:: Materials provided ::
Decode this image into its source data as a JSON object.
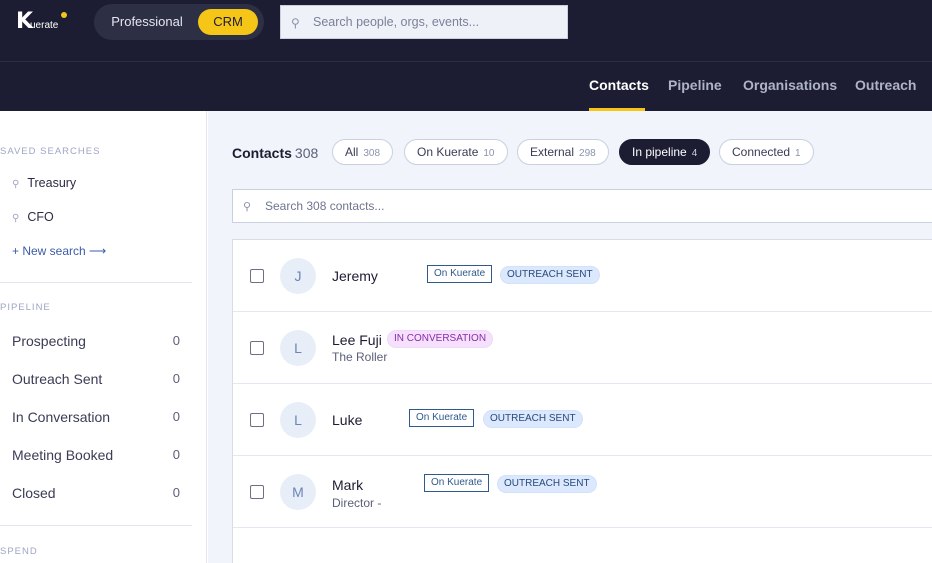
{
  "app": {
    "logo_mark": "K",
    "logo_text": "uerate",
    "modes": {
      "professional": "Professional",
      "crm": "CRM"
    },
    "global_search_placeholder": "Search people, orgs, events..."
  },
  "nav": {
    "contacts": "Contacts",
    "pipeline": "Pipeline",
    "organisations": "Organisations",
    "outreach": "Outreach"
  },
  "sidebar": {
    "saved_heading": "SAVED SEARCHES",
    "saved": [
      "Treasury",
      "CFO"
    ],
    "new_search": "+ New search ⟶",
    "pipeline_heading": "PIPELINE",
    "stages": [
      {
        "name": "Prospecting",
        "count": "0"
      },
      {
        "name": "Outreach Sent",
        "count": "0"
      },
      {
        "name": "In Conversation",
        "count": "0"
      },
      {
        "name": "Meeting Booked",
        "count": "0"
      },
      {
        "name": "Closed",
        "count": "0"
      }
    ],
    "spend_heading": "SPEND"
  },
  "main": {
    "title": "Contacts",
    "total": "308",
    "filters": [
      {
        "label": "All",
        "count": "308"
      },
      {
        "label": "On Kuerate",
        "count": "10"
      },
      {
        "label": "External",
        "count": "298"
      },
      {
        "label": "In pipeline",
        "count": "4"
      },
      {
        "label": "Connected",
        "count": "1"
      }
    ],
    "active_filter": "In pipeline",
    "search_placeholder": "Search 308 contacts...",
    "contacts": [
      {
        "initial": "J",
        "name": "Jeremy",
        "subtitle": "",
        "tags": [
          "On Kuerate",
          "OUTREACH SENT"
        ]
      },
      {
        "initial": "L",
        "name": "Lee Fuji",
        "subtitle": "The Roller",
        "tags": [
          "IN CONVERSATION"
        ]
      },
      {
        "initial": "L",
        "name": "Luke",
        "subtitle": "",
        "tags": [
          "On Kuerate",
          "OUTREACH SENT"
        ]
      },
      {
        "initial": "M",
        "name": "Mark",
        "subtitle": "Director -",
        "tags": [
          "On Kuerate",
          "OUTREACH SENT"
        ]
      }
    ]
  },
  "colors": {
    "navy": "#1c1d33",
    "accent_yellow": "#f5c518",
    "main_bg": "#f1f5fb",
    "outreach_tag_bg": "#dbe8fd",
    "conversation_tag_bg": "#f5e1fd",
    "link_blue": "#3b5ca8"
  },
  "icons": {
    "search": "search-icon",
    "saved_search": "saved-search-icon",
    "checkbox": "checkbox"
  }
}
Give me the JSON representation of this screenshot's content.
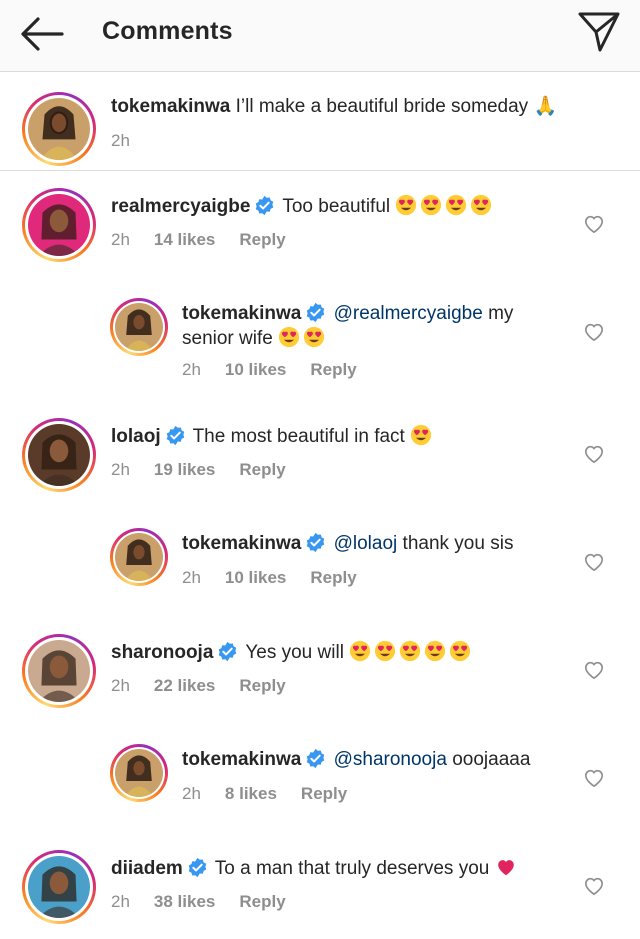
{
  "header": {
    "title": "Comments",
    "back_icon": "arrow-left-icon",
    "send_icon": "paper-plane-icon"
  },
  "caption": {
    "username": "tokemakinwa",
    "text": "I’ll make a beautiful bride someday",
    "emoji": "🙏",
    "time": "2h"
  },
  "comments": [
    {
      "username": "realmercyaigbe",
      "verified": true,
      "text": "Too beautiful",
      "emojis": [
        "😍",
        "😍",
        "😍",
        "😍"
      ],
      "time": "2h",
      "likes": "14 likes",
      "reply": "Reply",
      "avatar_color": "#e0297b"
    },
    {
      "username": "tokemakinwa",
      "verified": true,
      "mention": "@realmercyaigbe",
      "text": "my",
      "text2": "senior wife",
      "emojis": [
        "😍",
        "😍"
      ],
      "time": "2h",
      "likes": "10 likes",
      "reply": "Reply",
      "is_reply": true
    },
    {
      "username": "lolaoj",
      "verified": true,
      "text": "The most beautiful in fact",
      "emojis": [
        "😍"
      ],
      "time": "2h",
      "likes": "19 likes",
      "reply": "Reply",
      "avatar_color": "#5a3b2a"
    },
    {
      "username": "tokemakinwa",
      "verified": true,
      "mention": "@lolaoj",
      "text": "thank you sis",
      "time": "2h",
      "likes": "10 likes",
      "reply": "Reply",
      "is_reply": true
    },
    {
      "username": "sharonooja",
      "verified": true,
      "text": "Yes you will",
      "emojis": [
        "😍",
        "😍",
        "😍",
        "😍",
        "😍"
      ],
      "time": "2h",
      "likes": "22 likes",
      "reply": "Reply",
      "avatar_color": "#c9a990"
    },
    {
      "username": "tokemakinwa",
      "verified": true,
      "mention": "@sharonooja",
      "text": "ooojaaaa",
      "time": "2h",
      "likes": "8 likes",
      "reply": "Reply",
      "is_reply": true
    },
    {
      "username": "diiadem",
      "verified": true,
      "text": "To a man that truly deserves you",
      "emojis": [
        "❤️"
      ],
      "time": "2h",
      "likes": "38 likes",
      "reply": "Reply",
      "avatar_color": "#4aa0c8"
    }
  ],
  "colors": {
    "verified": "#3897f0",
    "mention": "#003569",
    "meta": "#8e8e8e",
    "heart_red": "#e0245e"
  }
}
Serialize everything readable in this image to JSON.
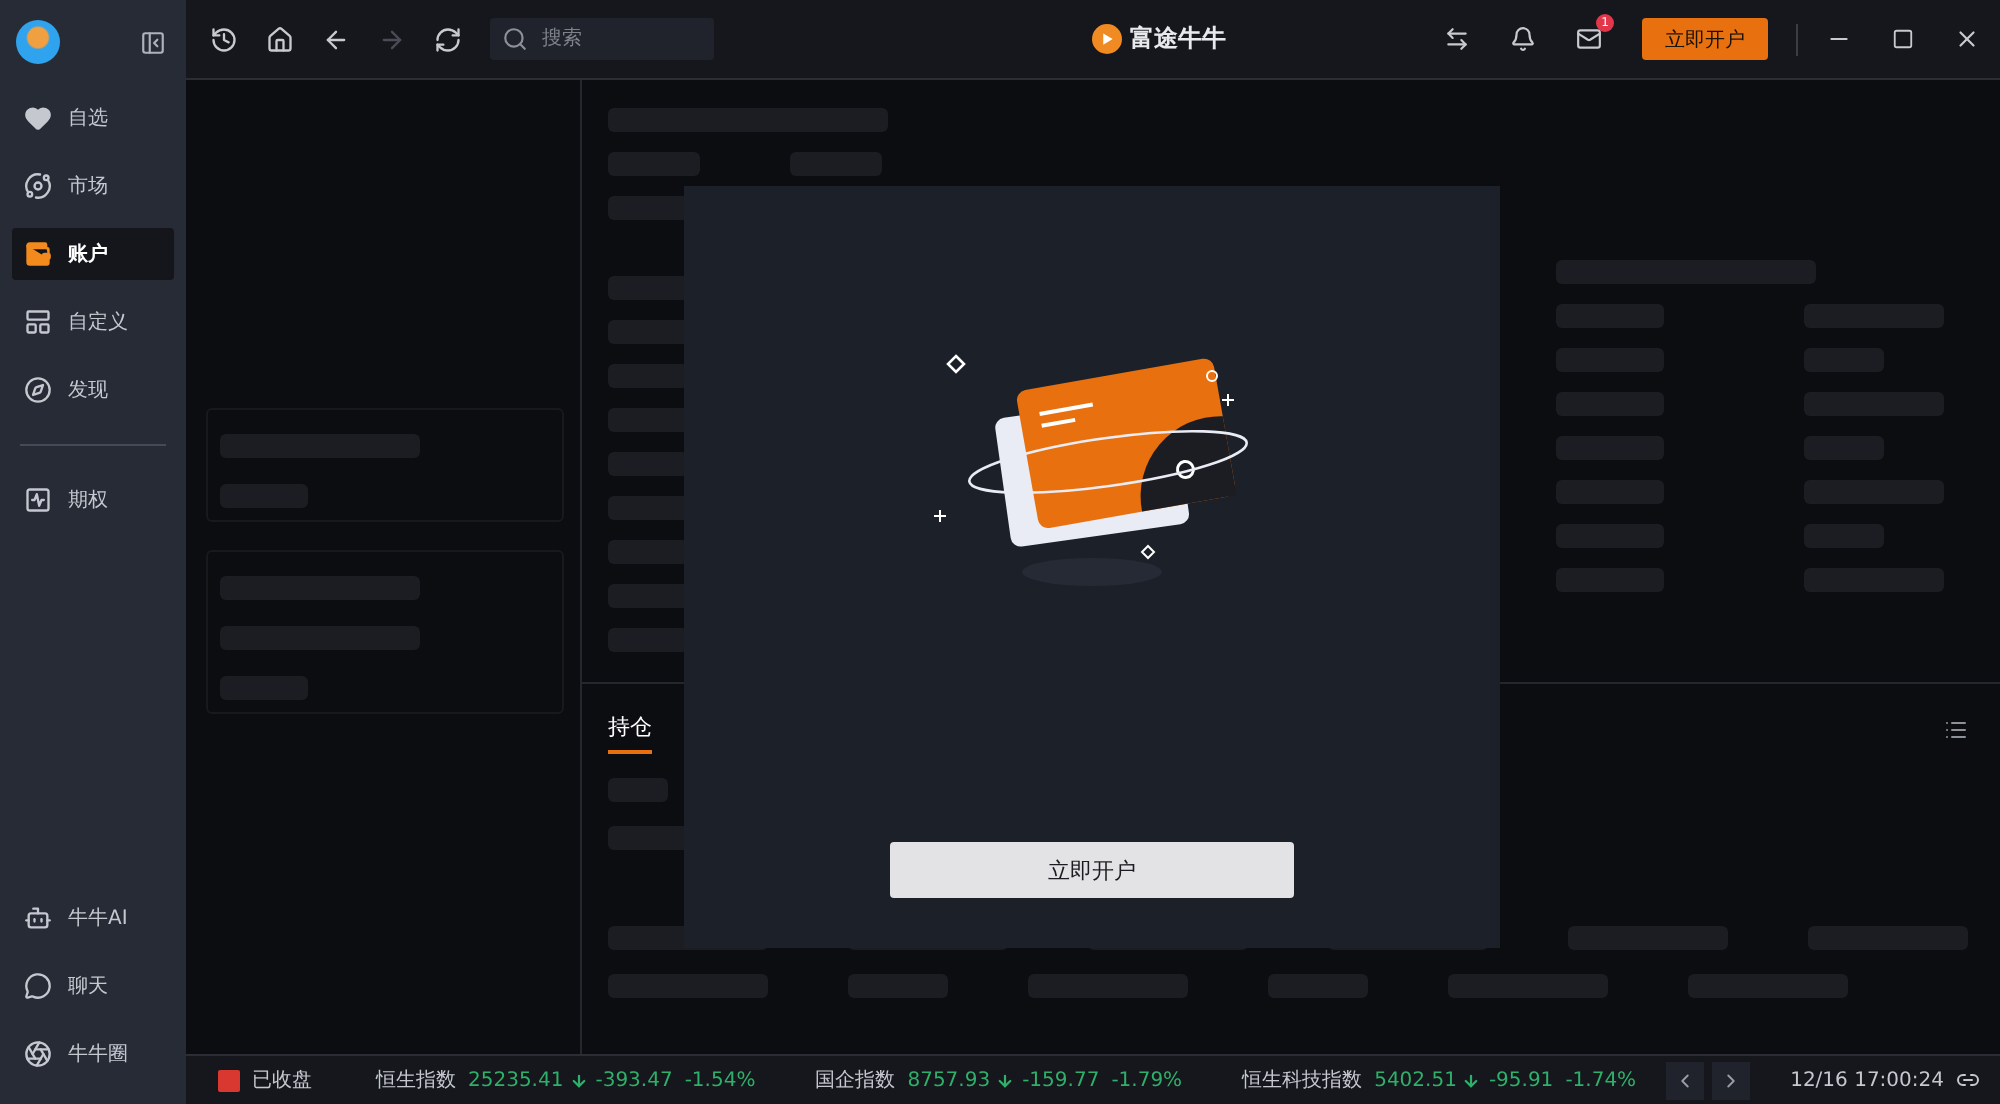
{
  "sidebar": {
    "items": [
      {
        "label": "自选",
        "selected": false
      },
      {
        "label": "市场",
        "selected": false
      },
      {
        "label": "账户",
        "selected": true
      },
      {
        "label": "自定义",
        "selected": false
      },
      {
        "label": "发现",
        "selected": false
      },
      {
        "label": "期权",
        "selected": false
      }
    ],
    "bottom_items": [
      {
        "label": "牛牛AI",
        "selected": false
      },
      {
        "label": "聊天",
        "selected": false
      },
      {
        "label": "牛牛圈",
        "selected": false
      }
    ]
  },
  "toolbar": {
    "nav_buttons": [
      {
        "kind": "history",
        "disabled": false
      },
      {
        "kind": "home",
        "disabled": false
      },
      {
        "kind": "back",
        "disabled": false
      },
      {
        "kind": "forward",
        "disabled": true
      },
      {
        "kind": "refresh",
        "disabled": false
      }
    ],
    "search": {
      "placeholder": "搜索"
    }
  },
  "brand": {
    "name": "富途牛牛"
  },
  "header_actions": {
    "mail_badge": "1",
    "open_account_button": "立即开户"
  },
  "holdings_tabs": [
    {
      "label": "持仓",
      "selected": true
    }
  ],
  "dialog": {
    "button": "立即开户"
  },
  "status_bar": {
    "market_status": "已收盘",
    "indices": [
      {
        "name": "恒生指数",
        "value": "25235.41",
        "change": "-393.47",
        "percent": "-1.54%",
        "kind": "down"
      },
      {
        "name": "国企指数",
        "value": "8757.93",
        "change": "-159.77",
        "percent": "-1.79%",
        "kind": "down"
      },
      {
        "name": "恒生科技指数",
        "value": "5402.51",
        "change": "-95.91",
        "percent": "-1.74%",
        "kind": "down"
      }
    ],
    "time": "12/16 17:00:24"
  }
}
:::
Scan the material and collect every line that contains "initial".

Solved exercise >>
        "initial": "J",
        "initial": "L",
        "initial": "L",
        "initial": "M",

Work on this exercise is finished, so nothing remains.